Give only a count of the lines that include the string "bowl".

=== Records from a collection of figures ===
====================
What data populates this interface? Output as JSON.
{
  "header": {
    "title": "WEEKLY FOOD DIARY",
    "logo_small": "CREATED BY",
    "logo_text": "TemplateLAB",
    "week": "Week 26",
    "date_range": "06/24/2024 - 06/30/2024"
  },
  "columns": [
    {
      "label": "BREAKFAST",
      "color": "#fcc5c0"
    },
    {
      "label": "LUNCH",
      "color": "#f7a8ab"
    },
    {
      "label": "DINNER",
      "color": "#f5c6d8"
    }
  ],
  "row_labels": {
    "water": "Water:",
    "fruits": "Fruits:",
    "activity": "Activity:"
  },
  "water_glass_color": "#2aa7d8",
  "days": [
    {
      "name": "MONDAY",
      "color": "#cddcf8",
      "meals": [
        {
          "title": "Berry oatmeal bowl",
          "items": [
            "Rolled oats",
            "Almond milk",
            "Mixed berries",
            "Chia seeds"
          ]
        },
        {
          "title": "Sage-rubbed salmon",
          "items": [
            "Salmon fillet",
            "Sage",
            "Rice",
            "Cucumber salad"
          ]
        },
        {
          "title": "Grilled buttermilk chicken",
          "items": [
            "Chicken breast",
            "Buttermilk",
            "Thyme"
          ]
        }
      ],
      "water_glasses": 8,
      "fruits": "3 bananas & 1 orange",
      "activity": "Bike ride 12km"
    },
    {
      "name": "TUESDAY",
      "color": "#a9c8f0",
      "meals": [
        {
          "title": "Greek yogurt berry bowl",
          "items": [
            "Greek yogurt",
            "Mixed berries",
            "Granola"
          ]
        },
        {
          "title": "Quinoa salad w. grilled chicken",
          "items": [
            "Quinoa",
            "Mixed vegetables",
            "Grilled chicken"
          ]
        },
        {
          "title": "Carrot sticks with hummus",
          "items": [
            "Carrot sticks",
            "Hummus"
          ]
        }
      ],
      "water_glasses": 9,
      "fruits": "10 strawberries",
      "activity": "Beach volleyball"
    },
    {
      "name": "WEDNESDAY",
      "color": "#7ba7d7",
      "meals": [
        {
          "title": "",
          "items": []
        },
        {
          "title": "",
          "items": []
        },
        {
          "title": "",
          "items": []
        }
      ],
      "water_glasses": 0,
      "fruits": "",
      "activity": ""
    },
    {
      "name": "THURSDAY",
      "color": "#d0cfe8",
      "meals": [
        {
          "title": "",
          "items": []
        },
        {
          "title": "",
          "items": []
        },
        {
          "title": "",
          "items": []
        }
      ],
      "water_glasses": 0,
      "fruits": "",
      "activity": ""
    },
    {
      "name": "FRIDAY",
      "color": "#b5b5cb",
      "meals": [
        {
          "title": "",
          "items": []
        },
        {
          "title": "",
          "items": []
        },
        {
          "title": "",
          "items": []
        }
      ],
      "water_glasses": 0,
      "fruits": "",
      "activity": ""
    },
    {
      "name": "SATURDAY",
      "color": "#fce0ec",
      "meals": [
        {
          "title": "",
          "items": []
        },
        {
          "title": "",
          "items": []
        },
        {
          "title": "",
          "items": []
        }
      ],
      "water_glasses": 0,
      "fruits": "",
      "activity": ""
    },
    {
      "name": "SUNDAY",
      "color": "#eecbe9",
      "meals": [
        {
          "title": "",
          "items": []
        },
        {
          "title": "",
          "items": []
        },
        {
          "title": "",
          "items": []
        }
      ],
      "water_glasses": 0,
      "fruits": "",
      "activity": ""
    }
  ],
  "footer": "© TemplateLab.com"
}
====================
=== Answer to the exercise ===
2